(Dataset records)
= = =
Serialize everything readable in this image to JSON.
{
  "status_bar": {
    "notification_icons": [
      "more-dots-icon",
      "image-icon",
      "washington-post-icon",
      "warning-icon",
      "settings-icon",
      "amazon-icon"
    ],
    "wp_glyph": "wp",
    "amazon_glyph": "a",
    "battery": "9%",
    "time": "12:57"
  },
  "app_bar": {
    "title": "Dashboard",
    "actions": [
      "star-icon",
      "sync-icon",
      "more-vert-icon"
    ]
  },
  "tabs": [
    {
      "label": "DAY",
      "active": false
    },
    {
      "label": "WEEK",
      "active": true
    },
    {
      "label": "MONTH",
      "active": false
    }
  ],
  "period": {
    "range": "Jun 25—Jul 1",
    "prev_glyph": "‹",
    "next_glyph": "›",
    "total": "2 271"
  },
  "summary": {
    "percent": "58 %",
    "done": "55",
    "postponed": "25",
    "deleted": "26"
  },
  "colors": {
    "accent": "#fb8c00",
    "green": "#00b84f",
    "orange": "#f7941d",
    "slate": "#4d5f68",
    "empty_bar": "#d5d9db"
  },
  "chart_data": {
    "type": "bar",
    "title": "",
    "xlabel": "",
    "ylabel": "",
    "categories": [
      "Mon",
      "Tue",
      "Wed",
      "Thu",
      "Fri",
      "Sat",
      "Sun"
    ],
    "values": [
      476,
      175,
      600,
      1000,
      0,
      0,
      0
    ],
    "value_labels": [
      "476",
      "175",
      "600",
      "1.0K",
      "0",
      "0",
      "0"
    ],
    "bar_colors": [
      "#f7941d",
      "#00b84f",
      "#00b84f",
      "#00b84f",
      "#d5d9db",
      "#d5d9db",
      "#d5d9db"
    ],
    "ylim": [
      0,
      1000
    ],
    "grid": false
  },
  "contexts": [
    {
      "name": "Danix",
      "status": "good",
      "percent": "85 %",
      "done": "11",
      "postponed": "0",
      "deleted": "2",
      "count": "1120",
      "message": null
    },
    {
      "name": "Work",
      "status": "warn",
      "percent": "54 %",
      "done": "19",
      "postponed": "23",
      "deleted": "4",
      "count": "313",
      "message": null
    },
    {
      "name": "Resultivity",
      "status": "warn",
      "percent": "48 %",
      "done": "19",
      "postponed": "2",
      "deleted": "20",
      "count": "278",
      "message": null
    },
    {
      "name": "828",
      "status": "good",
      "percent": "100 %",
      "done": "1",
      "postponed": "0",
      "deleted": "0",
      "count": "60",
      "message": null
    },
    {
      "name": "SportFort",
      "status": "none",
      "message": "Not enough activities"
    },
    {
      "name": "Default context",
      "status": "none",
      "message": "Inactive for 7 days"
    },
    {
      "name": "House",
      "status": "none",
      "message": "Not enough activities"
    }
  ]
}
= = =
### [Your goal]
Find the word "percent" in the material, then list each line that holds it.

### [Task answer]
    "percent": "58 %",
      "percent": "85 %",
      "percent": "54 %",
      "percent": "48 %",
      "percent": "100 %",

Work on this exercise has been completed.